» **DIRECTIONS FOR THIS TASK**: Look over the lines below. Report each one that includes the string "samarali".

» **AVAILABLE RECORDS**:
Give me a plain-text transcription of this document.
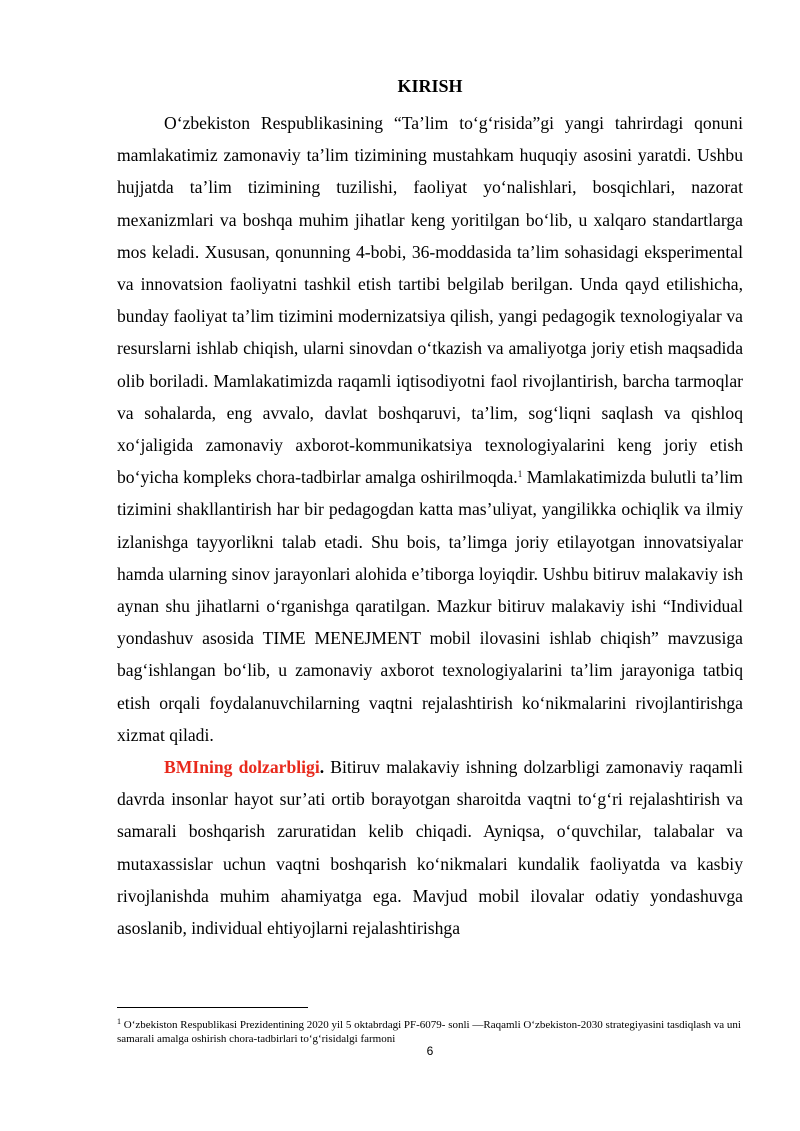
KIRISH

O‘zbekiston Respublikasining “Ta’lim to‘g‘risida”gi yangi tahrirdagi qonuni mamlakatimiz zamonaviy ta’lim tizimining mustahkam huquqiy asosini yaratdi. Ushbu hujjatda ta’lim tizimining tuzilishi, faoliyat yo‘nalishlari, bosqichlari, nazorat mexanizmlari va boshqa muhim jihatlar keng yoritilgan bo‘lib, u xalqaro standartlarga mos keladi. Xususan, qonunning 4-bobi, 36-moddasida ta’lim sohasidagi eksperimental va innovatsion faoliyatni tashkil etish tartibi belgilab berilgan. Unda qayd etilishicha, bunday faoliyat ta’lim tizimini modernizatsiya qilish, yangi pedagogik texnologiyalar va resurslarni ishlab chiqish, ularni sinovdan o‘tkazish va amaliyotga joriy etish maqsadida olib boriladi. Mamlakatimizda raqamli iqtisodiyotni faol rivojlantirish, barcha tarmoqlar va sohalarda, eng avvalo, davlat boshqaruvi, ta’lim, sog‘liqni saqlash va qishloq xo‘jaligida zamonaviy axborot-kommunikatsiya texnologiyalarini keng joriy etish bo‘yicha kompleks chora-tadbirlar amalga oshirilmoqda.$^1$ Mamlakatimizda bulutli ta’lim tizimini shakllantirish har bir pedagogdan katta mas’uliyat, yangilikka ochiqlik va ilmiy izlanishga tayyorlikni talab etadi. Shu bois, ta’limga joriy etilayotgan innovatsiyalar hamda ularning sinov jarayonlari alohida e’tiborga loyiqdir. Ushbu bitiruv malakaviy ish aynan shu jihatlarni o‘rganishga qaratilgan. Mazkur bitiruv malakaviy ishi “Individual yondashuv asosida TIME MENEJMENT mobil ilovasini ishlab chiqish” mavzusiga bag‘ishlangan bo‘lib, u zamonaviy axborot texnologiyalarini ta’lim jarayoniga tatbiq etish orqali foydalanuvchilarning vaqtni rejalashtirish ko‘nikmalarini rivojlantirishga xizmat qiladi.

BMIning dolzarbligi. Bitiruv malakaviy ishning dolzarbligi zamonaviy raqamli davrda insonlar hayot sur’ati ortib borayotgan sharoitda vaqtni to‘g‘ri rejalashtirish va samarali boshqarish zaruratidan kelib chiqadi. Ayniqsa, o‘quvchilar, talabalar va mutaxassislar uchun vaqtni boshqarish ko‘nikmalari kundalik faoliyatda va kasbiy rivojlanishda muhim ahamiyatga ega. Mavjud mobil ilovalar odatiy yondashuvga asoslanib, individual ehtiyojlarni rejalashtirishga

$^1$ O‘zbekiston Respublikasi Prezidentining 2020 yil 5 oktabrdagi PF-6079- sonli —Raqamli O‘zbekiston-2030 strategiyasini tasdiqlash va uni samarali amalga oshirish chora-tadbirlari to‘g‘risidalgi farmoni
6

» **OUTPUT OF THE EXERCISE**:
BMIning dolzarbligi. Bitiruv malakaviy ishning dolzarbligi zamonaviy raqamli davrda insonlar hayot sur’ati ortib borayotgan sharoitda vaqtni to‘g‘ri rejalashtirish va samarali boshqarish zaruratidan kelib chiqadi. Ayniqsa, o‘quvchilar, talabalar va mutaxassislar uchun vaqtni boshqarish ko‘nikmalari kundalik faoliyatda va kasbiy rivojlanishda muhim ahamiyatga ega. Mavjud mobil ilovalar odatiy yondashuvga asoslanib, individual ehtiyojlarni rejalashtirishga
$^1$ O‘zbekiston Respublikasi Prezidentining 2020 yil 5 oktabrdagi PF-6079- sonli —Raqamli O‘zbekiston-2030 strategiyasini tasdiqlash va uni samarali amalga oshirish chora-tadbirlari to‘g‘risidalgi farmoni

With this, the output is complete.